WHAT YOU HAVE TO DO -
Give the number of lines in the listing that hold the word "ASWR". Write nothing but that number.

>> START EXCERPTED DATA

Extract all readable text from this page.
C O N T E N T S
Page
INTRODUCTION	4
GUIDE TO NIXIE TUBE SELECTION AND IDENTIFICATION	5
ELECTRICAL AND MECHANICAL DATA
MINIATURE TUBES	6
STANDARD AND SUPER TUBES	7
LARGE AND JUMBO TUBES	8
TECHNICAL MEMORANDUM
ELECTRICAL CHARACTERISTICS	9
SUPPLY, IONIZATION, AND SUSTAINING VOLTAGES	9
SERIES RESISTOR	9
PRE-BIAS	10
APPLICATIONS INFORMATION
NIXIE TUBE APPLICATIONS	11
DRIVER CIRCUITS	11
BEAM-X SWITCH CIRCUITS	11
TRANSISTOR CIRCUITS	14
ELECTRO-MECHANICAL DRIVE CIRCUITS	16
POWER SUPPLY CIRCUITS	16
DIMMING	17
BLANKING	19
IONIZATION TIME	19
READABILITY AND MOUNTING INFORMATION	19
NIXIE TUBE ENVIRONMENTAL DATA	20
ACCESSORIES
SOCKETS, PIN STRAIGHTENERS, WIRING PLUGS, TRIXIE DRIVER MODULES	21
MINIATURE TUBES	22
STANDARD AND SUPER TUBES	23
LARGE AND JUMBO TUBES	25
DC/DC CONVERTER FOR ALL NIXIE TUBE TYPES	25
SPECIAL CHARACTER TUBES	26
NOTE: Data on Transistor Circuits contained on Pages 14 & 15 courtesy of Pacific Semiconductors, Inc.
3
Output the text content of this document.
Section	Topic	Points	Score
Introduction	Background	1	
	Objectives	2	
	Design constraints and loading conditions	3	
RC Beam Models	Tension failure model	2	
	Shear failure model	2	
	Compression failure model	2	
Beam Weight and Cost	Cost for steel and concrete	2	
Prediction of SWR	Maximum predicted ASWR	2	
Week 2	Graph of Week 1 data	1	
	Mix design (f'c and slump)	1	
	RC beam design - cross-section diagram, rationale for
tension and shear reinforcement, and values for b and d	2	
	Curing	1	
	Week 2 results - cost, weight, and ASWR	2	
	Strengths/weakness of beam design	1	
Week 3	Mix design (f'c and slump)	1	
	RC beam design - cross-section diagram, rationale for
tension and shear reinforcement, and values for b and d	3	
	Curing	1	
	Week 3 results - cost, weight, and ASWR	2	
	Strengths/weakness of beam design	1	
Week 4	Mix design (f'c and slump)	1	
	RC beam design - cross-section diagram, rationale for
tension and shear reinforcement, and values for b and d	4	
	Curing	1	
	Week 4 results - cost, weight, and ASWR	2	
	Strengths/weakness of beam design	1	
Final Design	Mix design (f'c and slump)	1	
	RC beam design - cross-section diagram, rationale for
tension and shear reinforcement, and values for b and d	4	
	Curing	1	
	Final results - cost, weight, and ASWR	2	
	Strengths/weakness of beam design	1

>> END EXCERPTED DATA

FULL SOLUTION -
5